Esercizio scritto
Per favore, prosegui il testo sul taglio alla produzione di greggio deciso dall'Opec+ partendo dopo la sua ultima frase.

::: Estratto selezionato :::

- L’Opec+ ha deciso di tagliare ulteriormente la produzione di greggio di 2 milioni barili al giorno. Una mossa che ovviamente piace a Mosca, mentre gli Usa lanciano l’allerta sui prezzi destinati a lievitare. L’Ue intanto è ancora alle prese col nodo dei prezzi del gas.
- «Lasciate che io vi indichi la roadmap, la tabella di marcia per le nostre prossime azioni comuni», ha scritto Ursula von der Leyen nella lettera destinata ai leader europei, riuniti da giovedì a Praga. In realtà la roadmap in questione è più una via di fuga che la presidente disegna per svicolare i propri fallimenti. Anche le mosse di Berlino vanno nella stessa direzione: cercare una via di fuga ora che il malessere per la gestione della crisi si è esacerbato.
- Persino l’Europarlamento, che con la risoluzione appena votata rivendica diritto di parola sul tema dei prezzi, rinuncia alle richieste più radicali. Le forze che comporranno il futuro governo italiano non sono da meno: i Fratelli d’Italia votano contro gli emendamenti che chiedono interventi più incisivi sui super profitti, mentre Forza Italia vota in modo difforme dal resto dei Popolari pur di allinearsi con meloniani e leghisti contro la salvaguardia degli obiettivi climatici.
L’Opec+, il cartello di paesi esportatori di petrolio, guidata dall’Arabia Saudita con la Russia, ha deciso di tagliare ulteriormente la produzione di greggio di 2 milioni barili al giorno. Una mossa che ovviamente piace a Mosca ma che fa arrabbiare gli Stati Uniti, che contavano sui sauditi come alleati. Non a caso il presidente Joe Biden parla di una decisione «miope» e gli Usa lanciano l’allerta sui prezzi destinati a lievitare.

::: Dati forniti :::

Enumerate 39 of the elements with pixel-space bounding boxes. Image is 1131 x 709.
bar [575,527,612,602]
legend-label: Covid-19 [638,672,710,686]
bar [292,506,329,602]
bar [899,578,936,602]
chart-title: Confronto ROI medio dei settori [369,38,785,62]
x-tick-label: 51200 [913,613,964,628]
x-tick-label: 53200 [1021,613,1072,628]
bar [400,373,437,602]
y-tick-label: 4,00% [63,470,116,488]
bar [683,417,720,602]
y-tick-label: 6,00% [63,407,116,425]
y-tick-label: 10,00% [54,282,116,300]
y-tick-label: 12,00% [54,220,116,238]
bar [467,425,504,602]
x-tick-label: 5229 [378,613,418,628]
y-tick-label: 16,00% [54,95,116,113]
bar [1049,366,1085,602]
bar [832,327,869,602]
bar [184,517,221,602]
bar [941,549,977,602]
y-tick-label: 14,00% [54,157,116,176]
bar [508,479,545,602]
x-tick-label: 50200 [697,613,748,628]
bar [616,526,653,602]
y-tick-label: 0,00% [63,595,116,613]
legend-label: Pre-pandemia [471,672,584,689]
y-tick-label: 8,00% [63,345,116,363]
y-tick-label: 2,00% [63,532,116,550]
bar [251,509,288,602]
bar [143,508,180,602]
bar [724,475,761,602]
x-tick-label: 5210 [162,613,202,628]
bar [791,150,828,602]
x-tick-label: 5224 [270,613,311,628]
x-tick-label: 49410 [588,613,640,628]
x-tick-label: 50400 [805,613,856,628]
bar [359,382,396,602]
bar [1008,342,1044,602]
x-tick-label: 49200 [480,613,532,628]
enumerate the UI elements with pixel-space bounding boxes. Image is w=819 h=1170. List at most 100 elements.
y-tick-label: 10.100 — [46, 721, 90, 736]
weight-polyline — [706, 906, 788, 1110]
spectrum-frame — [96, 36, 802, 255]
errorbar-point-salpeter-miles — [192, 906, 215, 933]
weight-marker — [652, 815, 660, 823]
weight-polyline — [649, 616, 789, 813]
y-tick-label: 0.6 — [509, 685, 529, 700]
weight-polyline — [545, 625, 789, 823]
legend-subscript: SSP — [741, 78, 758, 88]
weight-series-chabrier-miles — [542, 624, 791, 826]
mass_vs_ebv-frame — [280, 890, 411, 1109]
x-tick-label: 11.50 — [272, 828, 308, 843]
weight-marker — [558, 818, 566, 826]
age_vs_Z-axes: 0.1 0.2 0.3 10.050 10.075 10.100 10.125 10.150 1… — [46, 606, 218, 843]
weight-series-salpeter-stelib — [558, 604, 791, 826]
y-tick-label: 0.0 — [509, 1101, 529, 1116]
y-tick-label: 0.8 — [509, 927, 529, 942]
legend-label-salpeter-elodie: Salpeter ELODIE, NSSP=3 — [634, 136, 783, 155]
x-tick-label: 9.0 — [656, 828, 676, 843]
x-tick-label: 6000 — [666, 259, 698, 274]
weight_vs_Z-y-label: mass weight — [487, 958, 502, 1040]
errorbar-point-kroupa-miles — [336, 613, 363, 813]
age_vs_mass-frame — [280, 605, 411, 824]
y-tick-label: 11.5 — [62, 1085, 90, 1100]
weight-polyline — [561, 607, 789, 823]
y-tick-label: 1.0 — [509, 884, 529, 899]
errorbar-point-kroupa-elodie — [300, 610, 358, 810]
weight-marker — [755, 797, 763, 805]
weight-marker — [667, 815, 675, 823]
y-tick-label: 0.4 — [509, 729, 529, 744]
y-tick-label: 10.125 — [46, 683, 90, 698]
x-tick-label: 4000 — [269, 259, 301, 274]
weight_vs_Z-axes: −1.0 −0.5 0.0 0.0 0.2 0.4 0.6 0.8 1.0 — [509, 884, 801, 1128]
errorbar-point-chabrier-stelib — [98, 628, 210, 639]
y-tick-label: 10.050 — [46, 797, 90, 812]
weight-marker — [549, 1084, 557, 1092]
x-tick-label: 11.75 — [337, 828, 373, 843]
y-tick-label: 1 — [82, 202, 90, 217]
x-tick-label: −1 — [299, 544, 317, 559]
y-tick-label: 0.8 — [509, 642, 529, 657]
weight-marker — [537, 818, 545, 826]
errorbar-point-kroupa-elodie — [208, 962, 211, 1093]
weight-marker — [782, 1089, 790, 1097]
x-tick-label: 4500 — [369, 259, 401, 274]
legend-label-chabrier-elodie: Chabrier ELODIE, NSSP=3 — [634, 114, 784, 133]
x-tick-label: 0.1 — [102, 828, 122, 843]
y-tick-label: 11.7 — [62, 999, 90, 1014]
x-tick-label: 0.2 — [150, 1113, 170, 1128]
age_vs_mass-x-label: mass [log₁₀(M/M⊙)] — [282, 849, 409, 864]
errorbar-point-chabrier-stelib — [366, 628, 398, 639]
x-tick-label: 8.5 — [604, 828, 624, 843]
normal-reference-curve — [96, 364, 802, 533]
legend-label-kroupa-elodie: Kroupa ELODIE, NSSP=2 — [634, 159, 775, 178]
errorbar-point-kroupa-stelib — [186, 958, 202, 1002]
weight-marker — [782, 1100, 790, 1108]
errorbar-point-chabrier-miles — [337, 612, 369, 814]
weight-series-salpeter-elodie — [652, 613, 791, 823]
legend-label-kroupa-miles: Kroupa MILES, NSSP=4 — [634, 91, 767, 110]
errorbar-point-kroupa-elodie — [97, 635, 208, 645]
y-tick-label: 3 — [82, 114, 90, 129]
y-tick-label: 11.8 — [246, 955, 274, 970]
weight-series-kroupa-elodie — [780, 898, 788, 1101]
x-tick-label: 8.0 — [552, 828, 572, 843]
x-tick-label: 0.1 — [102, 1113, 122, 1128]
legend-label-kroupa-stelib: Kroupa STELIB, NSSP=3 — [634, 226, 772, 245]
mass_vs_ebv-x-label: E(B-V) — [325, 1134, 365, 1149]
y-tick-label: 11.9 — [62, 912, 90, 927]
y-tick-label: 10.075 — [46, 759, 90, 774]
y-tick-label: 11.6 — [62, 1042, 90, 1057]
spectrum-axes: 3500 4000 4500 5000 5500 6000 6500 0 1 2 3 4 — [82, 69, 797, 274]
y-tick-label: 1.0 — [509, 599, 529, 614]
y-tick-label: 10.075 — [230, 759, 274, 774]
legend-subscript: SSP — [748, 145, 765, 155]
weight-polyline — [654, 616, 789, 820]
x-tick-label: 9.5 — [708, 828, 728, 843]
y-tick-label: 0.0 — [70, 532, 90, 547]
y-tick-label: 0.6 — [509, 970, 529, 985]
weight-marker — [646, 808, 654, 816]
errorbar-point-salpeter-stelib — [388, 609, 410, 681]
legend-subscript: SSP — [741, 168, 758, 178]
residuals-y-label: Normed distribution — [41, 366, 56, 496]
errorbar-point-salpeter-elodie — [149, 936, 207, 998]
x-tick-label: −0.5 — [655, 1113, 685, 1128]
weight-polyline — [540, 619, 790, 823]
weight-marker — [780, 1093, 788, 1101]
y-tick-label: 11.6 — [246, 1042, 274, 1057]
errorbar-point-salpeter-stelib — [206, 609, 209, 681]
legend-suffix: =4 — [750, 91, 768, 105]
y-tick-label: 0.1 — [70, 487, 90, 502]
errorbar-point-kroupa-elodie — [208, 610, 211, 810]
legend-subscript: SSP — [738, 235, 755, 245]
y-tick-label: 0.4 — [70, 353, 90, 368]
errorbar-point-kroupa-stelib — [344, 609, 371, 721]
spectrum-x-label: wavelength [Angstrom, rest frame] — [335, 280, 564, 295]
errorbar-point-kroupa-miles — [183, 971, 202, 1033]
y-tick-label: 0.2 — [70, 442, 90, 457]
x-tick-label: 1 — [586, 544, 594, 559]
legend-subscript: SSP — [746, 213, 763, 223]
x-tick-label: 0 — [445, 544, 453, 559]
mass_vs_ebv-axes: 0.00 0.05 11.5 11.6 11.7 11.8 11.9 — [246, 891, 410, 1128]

:::

Risposta
L’Unione europea intanto è ancora alle prese col nodo dei prezzi del gas.
«Lasciate che io vi indichi la roadmap, la tabella di marcia per le nostre prossime azioni comuni», ha scritto Ursula von der Leyen nella lettera destinata ai leader europei, riuniti giovedì e venerdì a Praga. In realtà la roadmap in questione è più una via di fuga che la presidente della Commissione europea disegna per svicolare dai propri fallimenti.
Anche le mosse di Berlino vanno nella stessa direzione: cercare una via di fuga ora che il malessere per la gestione della crisi si è esacerbato. Persino l’Europarlamento, che di solito fa da contraltare agli errori di Commissione e Consiglio, e che con la risoluzione votata questo mercoledì ha rivendicato diritto di parola sul tema dei prezzi, rinuncia alle richieste più radicali.
Le forze che comporranno il futuro governo italiano non sono da meno: i Fratelli d’Italia votano contro gli emendamenti che chiedono interventi più incisivi sui super profitti, mentre Forza Italia vota in modo difforme dal resto dei Popolari europei pur di allinearsi con meloniani e leghisti contro la salvaguardia degli obiettivi climatici.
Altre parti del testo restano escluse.